* START GIVEN RECORDS *

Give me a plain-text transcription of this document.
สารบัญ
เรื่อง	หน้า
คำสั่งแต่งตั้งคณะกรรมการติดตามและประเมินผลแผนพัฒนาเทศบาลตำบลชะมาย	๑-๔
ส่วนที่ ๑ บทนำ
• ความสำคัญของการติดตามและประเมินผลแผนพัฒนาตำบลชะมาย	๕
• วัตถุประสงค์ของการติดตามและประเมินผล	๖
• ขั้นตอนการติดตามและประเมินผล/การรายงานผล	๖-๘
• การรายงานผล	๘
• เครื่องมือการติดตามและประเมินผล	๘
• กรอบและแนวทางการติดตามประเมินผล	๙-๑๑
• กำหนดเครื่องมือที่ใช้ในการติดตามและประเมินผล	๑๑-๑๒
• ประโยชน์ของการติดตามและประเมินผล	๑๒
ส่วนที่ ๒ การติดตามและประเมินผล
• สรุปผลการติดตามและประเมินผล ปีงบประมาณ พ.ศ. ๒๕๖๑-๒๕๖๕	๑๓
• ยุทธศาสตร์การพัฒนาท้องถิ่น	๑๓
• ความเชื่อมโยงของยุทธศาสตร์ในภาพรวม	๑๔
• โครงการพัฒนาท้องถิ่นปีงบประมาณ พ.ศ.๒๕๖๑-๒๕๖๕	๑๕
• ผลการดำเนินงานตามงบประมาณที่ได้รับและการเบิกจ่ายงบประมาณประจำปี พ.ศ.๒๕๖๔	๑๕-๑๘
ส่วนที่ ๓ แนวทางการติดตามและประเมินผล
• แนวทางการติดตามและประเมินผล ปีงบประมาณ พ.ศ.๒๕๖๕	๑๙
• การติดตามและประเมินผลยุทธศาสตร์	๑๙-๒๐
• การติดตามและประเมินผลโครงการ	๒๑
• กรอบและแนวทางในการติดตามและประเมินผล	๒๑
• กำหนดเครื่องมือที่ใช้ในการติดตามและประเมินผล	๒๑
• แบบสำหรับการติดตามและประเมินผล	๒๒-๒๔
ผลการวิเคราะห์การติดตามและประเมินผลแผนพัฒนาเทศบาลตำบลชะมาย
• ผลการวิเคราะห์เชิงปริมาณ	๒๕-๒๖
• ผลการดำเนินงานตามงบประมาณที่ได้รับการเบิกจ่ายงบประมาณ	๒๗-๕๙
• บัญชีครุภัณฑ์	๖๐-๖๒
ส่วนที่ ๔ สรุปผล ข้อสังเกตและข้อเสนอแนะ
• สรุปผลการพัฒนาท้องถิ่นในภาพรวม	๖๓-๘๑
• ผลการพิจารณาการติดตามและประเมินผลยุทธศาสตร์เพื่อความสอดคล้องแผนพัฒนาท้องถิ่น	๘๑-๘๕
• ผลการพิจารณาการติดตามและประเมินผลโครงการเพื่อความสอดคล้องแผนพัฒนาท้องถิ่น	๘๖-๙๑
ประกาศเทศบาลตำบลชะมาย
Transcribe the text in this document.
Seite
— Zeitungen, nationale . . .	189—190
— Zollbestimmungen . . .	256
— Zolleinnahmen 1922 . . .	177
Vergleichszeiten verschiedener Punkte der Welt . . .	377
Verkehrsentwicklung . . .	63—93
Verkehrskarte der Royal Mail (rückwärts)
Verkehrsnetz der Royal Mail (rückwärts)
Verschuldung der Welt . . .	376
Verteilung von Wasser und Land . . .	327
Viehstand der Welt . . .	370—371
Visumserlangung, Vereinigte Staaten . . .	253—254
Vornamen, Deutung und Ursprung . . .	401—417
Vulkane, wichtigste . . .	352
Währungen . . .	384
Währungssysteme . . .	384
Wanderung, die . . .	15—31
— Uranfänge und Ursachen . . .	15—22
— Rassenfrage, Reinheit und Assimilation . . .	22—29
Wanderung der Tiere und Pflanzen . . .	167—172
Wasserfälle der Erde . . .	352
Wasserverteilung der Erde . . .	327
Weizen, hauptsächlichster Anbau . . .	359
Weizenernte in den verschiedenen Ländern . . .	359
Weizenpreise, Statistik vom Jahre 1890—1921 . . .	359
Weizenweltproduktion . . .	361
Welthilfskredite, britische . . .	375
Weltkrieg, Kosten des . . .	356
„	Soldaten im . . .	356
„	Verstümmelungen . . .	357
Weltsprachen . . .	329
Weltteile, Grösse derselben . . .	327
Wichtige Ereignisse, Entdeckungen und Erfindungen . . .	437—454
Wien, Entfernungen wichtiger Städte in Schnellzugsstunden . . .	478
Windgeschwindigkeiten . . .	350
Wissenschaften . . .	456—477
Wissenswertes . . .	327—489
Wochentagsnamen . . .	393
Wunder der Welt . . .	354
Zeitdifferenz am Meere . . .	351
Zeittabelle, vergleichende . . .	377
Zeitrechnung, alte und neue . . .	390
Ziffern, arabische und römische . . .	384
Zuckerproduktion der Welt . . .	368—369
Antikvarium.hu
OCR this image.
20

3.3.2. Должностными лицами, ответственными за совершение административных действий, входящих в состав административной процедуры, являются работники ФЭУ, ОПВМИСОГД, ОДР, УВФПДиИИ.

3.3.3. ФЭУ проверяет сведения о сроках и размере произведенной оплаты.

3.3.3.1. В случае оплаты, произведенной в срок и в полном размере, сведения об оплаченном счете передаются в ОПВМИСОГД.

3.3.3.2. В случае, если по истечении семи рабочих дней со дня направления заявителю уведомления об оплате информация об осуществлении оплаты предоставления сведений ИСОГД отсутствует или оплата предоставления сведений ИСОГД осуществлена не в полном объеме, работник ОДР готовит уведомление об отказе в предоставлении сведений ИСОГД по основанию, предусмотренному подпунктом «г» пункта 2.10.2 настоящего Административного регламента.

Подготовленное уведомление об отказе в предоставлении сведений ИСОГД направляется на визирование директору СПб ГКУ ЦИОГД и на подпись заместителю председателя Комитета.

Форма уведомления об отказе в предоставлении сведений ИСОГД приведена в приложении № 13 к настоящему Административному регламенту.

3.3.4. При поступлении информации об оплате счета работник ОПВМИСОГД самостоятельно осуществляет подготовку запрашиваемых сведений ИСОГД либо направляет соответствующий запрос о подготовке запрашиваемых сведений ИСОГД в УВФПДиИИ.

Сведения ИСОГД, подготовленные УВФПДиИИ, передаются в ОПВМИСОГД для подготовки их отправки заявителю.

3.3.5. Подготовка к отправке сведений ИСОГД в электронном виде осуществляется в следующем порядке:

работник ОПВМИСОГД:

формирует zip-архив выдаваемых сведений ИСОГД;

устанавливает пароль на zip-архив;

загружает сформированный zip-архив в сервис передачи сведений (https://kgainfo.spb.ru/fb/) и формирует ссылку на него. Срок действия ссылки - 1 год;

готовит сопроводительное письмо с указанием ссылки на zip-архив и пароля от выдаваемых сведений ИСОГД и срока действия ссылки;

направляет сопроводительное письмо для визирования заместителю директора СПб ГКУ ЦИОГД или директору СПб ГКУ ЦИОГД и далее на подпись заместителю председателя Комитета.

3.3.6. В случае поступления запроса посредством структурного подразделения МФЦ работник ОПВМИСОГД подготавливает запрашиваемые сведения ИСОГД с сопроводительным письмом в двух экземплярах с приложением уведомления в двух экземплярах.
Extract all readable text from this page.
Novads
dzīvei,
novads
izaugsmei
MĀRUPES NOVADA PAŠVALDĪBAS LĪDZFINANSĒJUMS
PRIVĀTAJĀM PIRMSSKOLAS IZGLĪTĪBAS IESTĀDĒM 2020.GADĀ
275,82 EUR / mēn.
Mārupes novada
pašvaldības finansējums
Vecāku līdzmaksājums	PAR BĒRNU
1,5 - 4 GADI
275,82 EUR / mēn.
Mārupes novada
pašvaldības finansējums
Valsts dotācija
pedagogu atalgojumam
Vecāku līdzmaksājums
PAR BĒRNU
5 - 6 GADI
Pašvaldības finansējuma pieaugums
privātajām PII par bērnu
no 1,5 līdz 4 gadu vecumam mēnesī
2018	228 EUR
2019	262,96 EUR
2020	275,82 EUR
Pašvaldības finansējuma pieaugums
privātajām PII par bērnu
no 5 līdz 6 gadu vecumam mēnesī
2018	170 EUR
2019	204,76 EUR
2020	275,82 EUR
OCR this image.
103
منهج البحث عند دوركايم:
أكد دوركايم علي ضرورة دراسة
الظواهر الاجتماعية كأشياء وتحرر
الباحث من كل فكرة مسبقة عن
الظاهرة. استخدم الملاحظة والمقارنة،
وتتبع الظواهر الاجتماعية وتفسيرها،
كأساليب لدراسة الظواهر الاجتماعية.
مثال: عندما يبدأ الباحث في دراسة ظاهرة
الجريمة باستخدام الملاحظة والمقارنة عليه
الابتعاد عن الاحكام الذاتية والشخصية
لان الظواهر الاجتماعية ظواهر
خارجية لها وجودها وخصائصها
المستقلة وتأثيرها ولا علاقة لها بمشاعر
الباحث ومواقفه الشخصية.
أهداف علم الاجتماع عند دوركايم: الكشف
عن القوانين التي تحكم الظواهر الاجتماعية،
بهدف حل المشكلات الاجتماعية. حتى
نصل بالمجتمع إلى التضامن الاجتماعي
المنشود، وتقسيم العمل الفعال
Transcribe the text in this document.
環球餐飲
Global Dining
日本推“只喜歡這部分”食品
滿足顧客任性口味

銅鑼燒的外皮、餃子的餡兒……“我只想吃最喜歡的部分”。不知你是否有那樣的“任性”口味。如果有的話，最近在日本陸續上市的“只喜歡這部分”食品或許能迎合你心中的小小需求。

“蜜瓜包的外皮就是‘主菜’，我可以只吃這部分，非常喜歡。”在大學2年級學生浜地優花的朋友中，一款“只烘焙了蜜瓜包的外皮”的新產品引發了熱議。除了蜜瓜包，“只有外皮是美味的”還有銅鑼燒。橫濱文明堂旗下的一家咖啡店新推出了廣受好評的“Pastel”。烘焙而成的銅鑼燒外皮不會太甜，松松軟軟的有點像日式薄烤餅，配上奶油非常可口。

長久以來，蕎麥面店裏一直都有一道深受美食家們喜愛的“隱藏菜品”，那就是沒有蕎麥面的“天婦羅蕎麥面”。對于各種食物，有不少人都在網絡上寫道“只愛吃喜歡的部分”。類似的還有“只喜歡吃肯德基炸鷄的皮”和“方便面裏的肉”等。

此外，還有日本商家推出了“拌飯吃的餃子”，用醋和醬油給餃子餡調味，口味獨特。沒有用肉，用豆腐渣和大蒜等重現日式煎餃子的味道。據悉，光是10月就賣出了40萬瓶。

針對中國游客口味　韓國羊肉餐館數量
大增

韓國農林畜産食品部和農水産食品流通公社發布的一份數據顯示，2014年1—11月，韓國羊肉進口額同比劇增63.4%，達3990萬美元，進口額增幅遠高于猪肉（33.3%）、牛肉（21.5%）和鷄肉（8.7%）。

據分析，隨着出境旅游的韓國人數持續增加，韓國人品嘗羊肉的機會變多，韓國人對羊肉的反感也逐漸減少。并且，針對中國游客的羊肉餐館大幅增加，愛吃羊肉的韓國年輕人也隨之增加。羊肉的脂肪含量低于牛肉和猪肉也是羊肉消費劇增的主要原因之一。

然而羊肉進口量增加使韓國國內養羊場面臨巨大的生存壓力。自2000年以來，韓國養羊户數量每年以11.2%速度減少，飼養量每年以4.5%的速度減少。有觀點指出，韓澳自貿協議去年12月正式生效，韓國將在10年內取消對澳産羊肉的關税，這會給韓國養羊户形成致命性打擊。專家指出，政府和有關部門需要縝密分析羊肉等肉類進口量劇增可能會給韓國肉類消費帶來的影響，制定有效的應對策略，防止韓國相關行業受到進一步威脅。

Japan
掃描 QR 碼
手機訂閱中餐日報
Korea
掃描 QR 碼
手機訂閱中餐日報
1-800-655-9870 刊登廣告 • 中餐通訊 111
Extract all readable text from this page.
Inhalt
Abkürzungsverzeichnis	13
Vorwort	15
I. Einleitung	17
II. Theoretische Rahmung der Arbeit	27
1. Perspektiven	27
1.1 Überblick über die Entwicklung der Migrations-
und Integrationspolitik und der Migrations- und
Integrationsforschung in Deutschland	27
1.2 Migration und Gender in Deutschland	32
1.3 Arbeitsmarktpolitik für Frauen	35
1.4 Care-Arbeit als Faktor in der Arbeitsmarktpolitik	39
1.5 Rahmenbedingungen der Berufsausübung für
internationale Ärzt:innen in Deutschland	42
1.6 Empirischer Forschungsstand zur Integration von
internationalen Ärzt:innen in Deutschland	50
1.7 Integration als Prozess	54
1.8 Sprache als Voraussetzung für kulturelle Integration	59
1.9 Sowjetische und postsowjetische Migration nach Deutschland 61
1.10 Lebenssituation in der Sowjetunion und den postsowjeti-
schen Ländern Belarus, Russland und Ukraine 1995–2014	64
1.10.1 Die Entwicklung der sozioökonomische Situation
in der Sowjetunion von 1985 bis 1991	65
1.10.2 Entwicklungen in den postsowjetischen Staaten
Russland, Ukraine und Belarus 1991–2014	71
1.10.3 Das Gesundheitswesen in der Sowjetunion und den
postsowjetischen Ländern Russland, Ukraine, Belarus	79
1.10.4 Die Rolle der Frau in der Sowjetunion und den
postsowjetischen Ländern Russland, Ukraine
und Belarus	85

* END GIVEN RECORDS *

● WRITTEN EXERCISE: Working from the entries above, return all lines that contain "ЦИОГД".

● SOLVED EXERCISE:
Подготовленное уведомление об отказе в предоставлении сведений ИСОГД направляется на визирование директору СПб ГКУ ЦИОГД и на подпись заместителю председателя Комитета.
направляет сопроводительное письмо для визирования заместителю директора СПб ГКУ ЦИОГД или директору СПб ГКУ ЦИОГД и далее на подпись заместителю председателя Комитета.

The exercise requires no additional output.